(Dataset items)
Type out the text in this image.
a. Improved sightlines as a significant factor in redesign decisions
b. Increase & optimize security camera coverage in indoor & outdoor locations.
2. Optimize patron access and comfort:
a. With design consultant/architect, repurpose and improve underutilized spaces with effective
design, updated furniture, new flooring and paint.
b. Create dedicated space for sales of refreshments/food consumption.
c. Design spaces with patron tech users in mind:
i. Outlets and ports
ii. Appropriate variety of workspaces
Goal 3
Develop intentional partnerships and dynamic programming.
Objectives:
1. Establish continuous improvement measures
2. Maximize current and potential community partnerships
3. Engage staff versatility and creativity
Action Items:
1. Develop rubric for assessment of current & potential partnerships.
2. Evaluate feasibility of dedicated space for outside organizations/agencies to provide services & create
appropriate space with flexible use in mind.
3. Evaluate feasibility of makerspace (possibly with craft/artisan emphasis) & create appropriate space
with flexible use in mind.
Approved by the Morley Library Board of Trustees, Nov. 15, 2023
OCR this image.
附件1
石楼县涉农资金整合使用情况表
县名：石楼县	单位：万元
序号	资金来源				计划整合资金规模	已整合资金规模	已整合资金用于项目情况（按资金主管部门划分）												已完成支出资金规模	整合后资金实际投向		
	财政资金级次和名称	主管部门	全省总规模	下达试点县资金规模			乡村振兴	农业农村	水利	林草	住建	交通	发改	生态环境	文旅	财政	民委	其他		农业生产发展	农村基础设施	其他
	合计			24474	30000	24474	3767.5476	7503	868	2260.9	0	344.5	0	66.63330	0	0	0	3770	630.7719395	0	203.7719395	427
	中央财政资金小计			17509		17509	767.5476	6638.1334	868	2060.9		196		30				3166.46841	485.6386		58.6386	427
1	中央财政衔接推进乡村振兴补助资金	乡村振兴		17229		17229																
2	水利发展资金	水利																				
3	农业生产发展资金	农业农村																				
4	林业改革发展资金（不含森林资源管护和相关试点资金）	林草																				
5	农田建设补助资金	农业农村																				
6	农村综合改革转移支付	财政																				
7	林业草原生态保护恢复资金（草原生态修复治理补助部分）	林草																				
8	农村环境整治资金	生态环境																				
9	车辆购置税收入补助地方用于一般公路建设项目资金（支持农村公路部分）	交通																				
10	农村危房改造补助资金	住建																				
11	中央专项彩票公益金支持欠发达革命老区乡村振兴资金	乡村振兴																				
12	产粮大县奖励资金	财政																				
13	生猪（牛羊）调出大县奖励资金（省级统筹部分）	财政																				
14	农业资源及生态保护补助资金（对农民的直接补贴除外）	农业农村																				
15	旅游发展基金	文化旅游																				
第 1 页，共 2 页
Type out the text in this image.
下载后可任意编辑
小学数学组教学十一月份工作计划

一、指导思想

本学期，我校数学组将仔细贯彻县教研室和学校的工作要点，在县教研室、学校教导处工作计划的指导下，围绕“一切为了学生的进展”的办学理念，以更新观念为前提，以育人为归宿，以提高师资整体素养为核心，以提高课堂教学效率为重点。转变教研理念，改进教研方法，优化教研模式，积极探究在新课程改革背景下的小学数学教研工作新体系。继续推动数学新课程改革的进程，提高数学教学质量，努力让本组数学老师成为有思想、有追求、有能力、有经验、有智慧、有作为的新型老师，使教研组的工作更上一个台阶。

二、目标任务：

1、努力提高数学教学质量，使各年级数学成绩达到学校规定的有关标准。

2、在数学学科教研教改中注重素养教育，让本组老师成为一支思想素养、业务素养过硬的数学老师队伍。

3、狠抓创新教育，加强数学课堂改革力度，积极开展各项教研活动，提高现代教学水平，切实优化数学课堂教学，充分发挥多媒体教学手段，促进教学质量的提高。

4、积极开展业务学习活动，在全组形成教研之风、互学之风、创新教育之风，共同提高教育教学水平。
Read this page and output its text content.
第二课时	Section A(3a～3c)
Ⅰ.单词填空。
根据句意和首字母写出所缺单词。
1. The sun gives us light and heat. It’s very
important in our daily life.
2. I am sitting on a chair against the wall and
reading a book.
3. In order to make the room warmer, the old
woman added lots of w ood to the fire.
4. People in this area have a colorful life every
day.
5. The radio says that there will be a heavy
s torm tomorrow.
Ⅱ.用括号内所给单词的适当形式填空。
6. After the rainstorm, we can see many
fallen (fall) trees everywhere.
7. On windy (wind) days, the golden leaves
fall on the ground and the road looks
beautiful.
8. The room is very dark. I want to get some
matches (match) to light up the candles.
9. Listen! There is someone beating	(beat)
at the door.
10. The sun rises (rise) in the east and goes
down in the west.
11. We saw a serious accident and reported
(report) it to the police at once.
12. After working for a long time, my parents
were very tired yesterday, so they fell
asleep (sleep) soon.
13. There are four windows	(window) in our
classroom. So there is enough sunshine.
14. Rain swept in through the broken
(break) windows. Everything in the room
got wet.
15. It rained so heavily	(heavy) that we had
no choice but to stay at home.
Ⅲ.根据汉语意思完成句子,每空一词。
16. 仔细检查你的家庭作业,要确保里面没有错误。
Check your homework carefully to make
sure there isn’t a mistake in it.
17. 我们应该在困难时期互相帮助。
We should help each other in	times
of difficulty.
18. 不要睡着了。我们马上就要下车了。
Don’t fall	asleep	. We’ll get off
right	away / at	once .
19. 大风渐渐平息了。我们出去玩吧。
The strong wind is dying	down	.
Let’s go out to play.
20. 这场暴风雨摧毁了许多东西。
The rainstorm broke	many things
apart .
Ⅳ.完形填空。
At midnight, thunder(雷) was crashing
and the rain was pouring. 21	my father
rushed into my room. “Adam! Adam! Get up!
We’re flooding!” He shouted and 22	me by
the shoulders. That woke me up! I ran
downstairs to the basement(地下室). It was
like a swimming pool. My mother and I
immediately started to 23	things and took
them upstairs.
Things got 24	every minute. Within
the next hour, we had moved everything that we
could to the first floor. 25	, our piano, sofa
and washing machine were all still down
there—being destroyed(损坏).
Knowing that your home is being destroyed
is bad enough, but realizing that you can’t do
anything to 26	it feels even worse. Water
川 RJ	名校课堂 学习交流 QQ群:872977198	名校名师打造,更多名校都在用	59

Directive:
Give the complete listing a second time, exactly as it reads.

Result for this task:
Type out the text in this image.
a. Improved sightlines as a significant factor in redesign decisions
b. Increase & optimize security camera coverage in indoor & outdoor locations.
2. Optimize patron access and comfort:
a. With design consultant/architect, repurpose and improve underutilized spaces with effective
design, updated furniture, new flooring and paint.
b. Create dedicated space for sales of refreshments/food consumption.
c. Design spaces with patron tech users in mind:
i. Outlets and ports
ii. Appropriate variety of workspaces
Goal 3
Develop intentional partnerships and dynamic programming.
Objectives:
1. Establish continuous improvement measures
2. Maximize current and potential community partnerships
3. Engage staff versatility and creativity
Action Items:
1. Develop rubric for assessment of current & potential partnerships.
2. Evaluate feasibility of dedicated space for outside organizations/agencies to provide services & create
appropriate space with flexible use in mind.
3. Evaluate feasibility of makerspace (possibly with craft/artisan emphasis) & create appropriate space
with flexible use in mind.
Approved by the Morley Library Board of Trustees, Nov. 15, 2023
OCR this image.
附件1
石楼县涉农资金整合使用情况表
县名：石楼县	单位：万元
序号	资金来源				计划整合资金规模	已整合资金规模	已整合资金用于项目情况（按资金主管部门划分）												已完成支出资金规模	整合后资金实际投向		
	财政资金级次和名称	主管部门	全省总规模	下达试点县资金规模			乡村振兴	农业农村	水利	林草	住建	交通	发改	生态环境	文旅	财政	民委	其他		农业生产发展	农村基础设施	其他
	合计			24474	30000	24474	3767.5476	7503	868	2260.9	0	344.5	0	66.63330	0	0	0	3770	630.7719395	0	203.7719395	427
	中央财政资金小计			17509		17509	767.5476	6638.1334	868	2060.9		196		30				3166.46841	485.6386		58.6386	427
1	中央财政衔接推进乡村振兴补助资金	乡村振兴		17229		17229																
2	水利发展资金	水利																				
3	农业生产发展资金	农业农村																				
4	林业改革发展资金（不含森林资源管护和相关试点资金）	林草																				
5	农田建设补助资金	农业农村																				
6	农村综合改革转移支付	财政																				
7	林业草原生态保护恢复资金（草原生态修复治理补助部分）	林草																				
8	农村环境整治资金	生态环境																				
9	车辆购置税收入补助地方用于一般公路建设项目资金（支持农村公路部分）	交通																				
10	农村危房改造补助资金	住建																				
11	中央专项彩票公益金支持欠发达革命老区乡村振兴资金	乡村振兴																				
12	产粮大县奖励资金	财政																				
13	生猪（牛羊）调出大县奖励资金（省级统筹部分）	财政																				
14	农业资源及生态保护补助资金（对农民的直接补贴除外）	农业农村																				
15	旅游发展基金	文化旅游																				
第 1 页，共 2 页
Type out the text in this image.
下载后可任意编辑
小学数学组教学十一月份工作计划

一、指导思想

本学期，我校数学组将仔细贯彻县教研室和学校的工作要点，在县教研室、学校教导处工作计划的指导下，围绕“一切为了学生的进展”的办学理念，以更新观念为前提，以育人为归宿，以提高师资整体素养为核心，以提高课堂教学效率为重点。转变教研理念，改进教研方法，优化教研模式，积极探究在新课程改革背景下的小学数学教研工作新体系。继续推动数学新课程改革的进程，提高数学教学质量，努力让本组数学老师成为有思想、有追求、有能力、有经验、有智慧、有作为的新型老师，使教研组的工作更上一个台阶。

二、目标任务：

1、努力提高数学教学质量，使各年级数学成绩达到学校规定的有关标准。

2、在数学学科教研教改中注重素养教育，让本组老师成为一支思想素养、业务素养过硬的数学老师队伍。

3、狠抓创新教育，加强数学课堂改革力度，积极开展各项教研活动，提高现代教学水平，切实优化数学课堂教学，充分发挥多媒体教学手段，促进教学质量的提高。

4、积极开展业务学习活动，在全组形成教研之风、互学之风、创新教育之风，共同提高教育教学水平。
Read this page and output its text content.
第二课时	Section A(3a～3c)
Ⅰ.单词填空。
根据句意和首字母写出所缺单词。
1. The sun gives us light and heat. It’s very
important in our daily life.
2. I am sitting on a chair against the wall and
reading a book.
3. In order to make the room warmer, the old
woman added lots of w ood to the fire.
4. People in this area have a colorful life every
day.
5. The radio says that there will be a heavy
s torm tomorrow.
Ⅱ.用括号内所给单词的适当形式填空。
6. After the rainstorm, we can see many
fallen (fall) trees everywhere.
7. On windy (wind) days, the golden leaves
fall on the ground and the road looks
beautiful.
8. The room is very dark. I want to get some
matches (match) to light up the candles.
9. Listen! There is someone beating	(beat)
at the door.
10. The sun rises (rise) in the east and goes
down in the west.
11. We saw a serious accident and reported
(report) it to the police at once.
12. After working for a long time, my parents
were very tired yesterday, so they fell
asleep (sleep) soon.
13. There are four windows	(window) in our
classroom. So there is enough sunshine.
14. Rain swept in through the broken
(break) windows. Everything in the room
got wet.
15. It rained so heavily	(heavy) that we had
no choice but to stay at home.
Ⅲ.根据汉语意思完成句子,每空一词。
16. 仔细检查你的家庭作业,要确保里面没有错误。
Check your homework carefully to make
sure there isn’t a mistake in it.
17. 我们应该在困难时期互相帮助。
We should help each other in	times
of difficulty.
18. 不要睡着了。我们马上就要下车了。
Don’t fall	asleep	. We’ll get off
right	away / at	once .
19. 大风渐渐平息了。我们出去玩吧。
The strong wind is dying	down	.
Let’s go out to play.
20. 这场暴风雨摧毁了许多东西。
The rainstorm broke	many things
apart .
Ⅳ.完形填空。
At midnight, thunder(雷) was crashing
and the rain was pouring. 21	my father
rushed into my room. “Adam! Adam! Get up!
We’re flooding!” He shouted and 22	me by
the shoulders. That woke me up! I ran
downstairs to the basement(地下室). It was
like a swimming pool. My mother and I
immediately started to 23	things and took
them upstairs.
Things got 24	every minute. Within
the next hour, we had moved everything that we
could to the first floor. 25	, our piano, sofa
and washing machine were all still down
there—being destroyed(损坏).
Knowing that your home is being destroyed
is bad enough, but realizing that you can’t do
anything to 26	it feels even worse. Water
川 RJ	名校课堂 学习交流 QQ群:872977198	名校名师打造,更多名校都在用	59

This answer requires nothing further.